--- Your instructions ---
Check each line for the string "value". Give only the count of lines that have it.

--- Materials provided ---
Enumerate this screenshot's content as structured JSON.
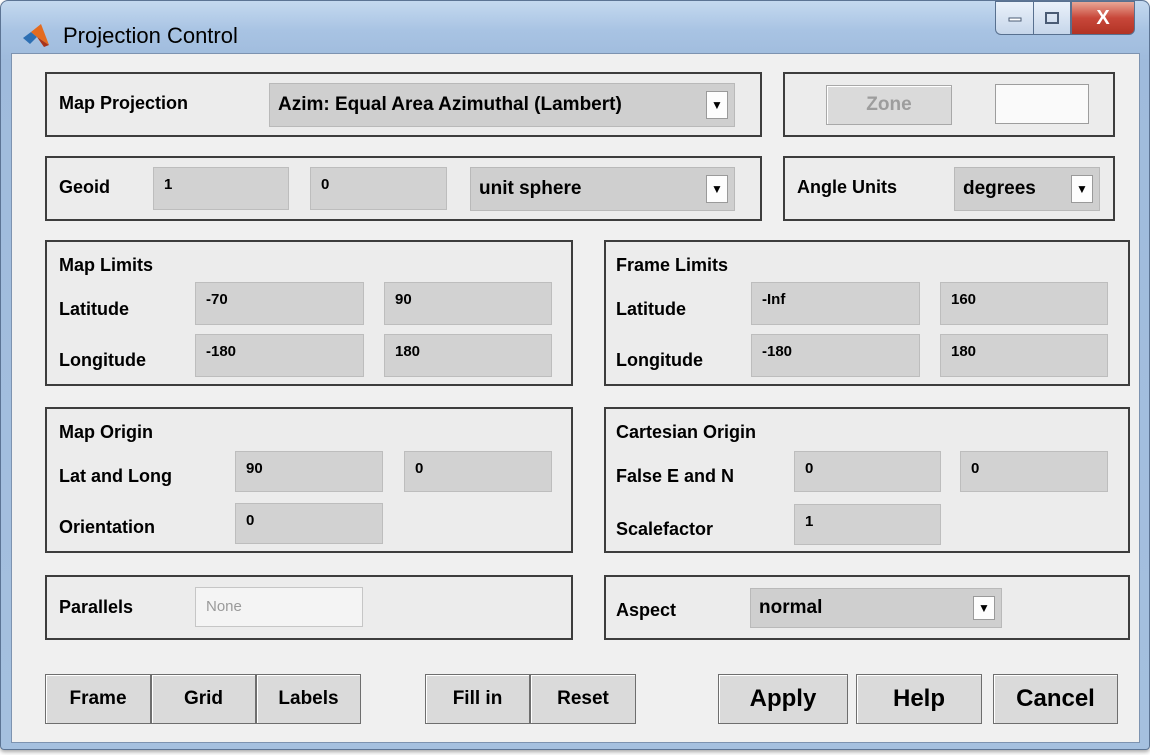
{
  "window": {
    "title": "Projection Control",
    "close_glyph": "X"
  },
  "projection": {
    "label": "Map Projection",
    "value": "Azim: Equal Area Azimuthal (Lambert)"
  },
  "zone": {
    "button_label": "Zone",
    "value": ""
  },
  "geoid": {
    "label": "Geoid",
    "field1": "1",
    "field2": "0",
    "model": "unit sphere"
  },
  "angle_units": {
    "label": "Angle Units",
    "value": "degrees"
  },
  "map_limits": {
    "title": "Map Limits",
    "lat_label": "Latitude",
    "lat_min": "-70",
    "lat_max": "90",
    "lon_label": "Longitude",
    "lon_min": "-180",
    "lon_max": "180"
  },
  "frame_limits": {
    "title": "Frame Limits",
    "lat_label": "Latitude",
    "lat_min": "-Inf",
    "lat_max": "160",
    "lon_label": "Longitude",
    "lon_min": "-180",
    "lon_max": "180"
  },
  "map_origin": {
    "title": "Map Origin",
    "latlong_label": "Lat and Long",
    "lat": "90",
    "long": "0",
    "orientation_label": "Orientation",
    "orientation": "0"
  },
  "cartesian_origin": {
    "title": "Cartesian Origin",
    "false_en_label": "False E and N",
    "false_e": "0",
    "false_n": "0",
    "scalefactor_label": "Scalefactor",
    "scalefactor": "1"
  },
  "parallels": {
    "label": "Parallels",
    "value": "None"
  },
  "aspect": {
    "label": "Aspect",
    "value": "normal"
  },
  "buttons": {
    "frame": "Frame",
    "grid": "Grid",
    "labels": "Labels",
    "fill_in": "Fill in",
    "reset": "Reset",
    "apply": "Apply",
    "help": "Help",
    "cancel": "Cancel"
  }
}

...

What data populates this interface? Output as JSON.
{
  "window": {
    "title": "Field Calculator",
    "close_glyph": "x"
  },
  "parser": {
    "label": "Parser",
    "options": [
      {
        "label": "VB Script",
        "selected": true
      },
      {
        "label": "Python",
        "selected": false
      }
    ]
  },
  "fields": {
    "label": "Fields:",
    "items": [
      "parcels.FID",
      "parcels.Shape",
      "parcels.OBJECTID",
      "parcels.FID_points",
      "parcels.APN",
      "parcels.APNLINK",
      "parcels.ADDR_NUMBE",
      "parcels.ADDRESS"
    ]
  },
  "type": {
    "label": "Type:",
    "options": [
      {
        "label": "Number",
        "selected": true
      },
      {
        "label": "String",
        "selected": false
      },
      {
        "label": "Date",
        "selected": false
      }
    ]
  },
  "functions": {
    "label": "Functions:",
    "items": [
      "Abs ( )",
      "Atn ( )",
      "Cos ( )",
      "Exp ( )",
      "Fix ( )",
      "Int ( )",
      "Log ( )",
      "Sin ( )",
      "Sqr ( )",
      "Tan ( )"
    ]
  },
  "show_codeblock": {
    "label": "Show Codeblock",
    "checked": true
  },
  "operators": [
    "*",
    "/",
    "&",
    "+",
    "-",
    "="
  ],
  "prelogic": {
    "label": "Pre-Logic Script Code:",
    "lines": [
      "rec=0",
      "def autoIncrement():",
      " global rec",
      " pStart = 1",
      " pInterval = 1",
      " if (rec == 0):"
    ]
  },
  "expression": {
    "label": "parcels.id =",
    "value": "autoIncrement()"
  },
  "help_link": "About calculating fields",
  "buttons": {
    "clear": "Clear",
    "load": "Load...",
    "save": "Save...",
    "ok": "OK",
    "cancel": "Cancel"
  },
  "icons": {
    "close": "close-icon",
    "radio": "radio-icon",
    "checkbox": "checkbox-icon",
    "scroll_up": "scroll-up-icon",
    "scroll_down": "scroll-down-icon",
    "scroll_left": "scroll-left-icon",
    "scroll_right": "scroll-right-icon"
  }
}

--- Final result ---
6